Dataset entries
......

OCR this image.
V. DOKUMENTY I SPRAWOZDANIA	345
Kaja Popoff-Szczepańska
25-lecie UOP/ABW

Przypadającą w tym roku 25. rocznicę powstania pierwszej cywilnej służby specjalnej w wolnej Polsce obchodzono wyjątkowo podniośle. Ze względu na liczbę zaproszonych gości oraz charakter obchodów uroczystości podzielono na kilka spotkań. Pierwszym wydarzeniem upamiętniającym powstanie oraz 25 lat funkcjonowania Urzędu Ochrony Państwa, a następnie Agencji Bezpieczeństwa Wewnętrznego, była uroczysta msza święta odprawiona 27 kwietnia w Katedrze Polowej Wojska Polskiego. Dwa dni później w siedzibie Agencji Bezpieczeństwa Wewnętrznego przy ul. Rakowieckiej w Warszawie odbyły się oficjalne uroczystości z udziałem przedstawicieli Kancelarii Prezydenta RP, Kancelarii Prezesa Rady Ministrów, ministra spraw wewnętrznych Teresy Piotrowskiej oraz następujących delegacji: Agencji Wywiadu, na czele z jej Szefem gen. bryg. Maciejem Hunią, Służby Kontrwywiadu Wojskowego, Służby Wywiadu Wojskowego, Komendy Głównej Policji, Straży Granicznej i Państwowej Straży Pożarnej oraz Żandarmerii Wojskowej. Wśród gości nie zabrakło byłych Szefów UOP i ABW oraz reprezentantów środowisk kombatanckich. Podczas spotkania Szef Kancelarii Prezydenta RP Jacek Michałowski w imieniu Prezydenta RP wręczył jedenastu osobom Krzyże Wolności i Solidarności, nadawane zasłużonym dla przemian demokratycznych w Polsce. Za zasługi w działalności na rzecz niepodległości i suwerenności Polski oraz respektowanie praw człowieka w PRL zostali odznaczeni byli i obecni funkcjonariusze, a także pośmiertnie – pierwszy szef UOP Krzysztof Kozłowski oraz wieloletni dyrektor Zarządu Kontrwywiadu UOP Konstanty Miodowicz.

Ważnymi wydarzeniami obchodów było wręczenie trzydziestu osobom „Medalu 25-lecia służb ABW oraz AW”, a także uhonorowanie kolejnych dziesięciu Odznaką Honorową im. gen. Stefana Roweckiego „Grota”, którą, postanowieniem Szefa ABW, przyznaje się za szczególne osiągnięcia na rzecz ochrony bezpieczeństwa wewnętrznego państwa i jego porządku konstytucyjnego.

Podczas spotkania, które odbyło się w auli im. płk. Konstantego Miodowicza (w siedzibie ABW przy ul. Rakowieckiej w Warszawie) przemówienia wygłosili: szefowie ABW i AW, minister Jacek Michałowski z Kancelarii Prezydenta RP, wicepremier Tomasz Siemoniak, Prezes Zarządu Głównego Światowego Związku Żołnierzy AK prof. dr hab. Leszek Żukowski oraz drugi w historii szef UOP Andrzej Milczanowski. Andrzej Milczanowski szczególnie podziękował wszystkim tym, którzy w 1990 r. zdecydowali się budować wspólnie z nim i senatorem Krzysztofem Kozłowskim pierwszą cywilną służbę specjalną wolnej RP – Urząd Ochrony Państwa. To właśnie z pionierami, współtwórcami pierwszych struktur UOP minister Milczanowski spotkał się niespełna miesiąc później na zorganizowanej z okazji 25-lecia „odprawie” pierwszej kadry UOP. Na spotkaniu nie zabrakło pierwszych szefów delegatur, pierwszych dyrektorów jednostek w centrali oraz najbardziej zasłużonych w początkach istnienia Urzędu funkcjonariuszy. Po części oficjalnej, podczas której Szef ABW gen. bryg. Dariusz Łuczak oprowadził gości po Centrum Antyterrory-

......

Repeat the lines above exactly.

OCR this image.
V. DOKUMENTY I SPRAWOZDANIA	345
Kaja Popoff-Szczepańska
25-lecie UOP/ABW

Przypadającą w tym roku 25. rocznicę powstania pierwszej cywilnej służby specjalnej w wolnej Polsce obchodzono wyjątkowo podniośle. Ze względu na liczbę zaproszonych gości oraz charakter obchodów uroczystości podzielono na kilka spotkań. Pierwszym wydarzeniem upamiętniającym powstanie oraz 25 lat funkcjonowania Urzędu Ochrony Państwa, a następnie Agencji Bezpieczeństwa Wewnętrznego, była uroczysta msza święta odprawiona 27 kwietnia w Katedrze Polowej Wojska Polskiego. Dwa dni później w siedzibie Agencji Bezpieczeństwa Wewnętrznego przy ul. Rakowieckiej w Warszawie odbyły się oficjalne uroczystości z udziałem przedstawicieli Kancelarii Prezydenta RP, Kancelarii Prezesa Rady Ministrów, ministra spraw wewnętrznych Teresy Piotrowskiej oraz następujących delegacji: Agencji Wywiadu, na czele z jej Szefem gen. bryg. Maciejem Hunią, Służby Kontrwywiadu Wojskowego, Służby Wywiadu Wojskowego, Komendy Głównej Policji, Straży Granicznej i Państwowej Straży Pożarnej oraz Żandarmerii Wojskowej. Wśród gości nie zabrakło byłych Szefów UOP i ABW oraz reprezentantów środowisk kombatanckich. Podczas spotkania Szef Kancelarii Prezydenta RP Jacek Michałowski w imieniu Prezydenta RP wręczył jedenastu osobom Krzyże Wolności i Solidarności, nadawane zasłużonym dla przemian demokratycznych w Polsce. Za zasługi w działalności na rzecz niepodległości i suwerenności Polski oraz respektowanie praw człowieka w PRL zostali odznaczeni byli i obecni funkcjonariusze, a także pośmiertnie – pierwszy szef UOP Krzysztof Kozłowski oraz wieloletni dyrektor Zarządu Kontrwywiadu UOP Konstanty Miodowicz.

Ważnymi wydarzeniami obchodów było wręczenie trzydziestu osobom „Medalu 25-lecia służb ABW oraz AW”, a także uhonorowanie kolejnych dziesięciu Odznaką Honorową im. gen. Stefana Roweckiego „Grota”, którą, postanowieniem Szefa ABW, przyznaje się za szczególne osiągnięcia na rzecz ochrony bezpieczeństwa wewnętrznego państwa i jego porządku konstytucyjnego.

Podczas spotkania, które odbyło się w auli im. płk. Konstantego Miodowicza (w siedzibie ABW przy ul. Rakowieckiej w Warszawie) przemówienia wygłosili: szefowie ABW i AW, minister Jacek Michałowski z Kancelarii Prezydenta RP, wicepremier Tomasz Siemoniak, Prezes Zarządu Głównego Światowego Związku Żołnierzy AK prof. dr hab. Leszek Żukowski oraz drugi w historii szef UOP Andrzej Milczanowski. Andrzej Milczanowski szczególnie podziękował wszystkim tym, którzy w 1990 r. zdecydowali się budować wspólnie z nim i senatorem Krzysztofem Kozłowskim pierwszą cywilną służbę specjalną wolnej RP – Urząd Ochrony Państwa. To właśnie z pionierami, współtwórcami pierwszych struktur UOP minister Milczanowski spotkał się niespełna miesiąc później na zorganizowanej z okazji 25-lecia „odprawie” pierwszej kadry UOP. Na spotkaniu nie zabrakło pierwszych szefów delegatur, pierwszych dyrektorów jednostek w centrali oraz najbardziej zasłużonych w początkach istnienia Urzędu funkcjonariuszy. Po części oficjalnej, podczas której Szef ABW gen. bryg. Dariusz Łuczak oprowadził gości po Centrum Antyterrory-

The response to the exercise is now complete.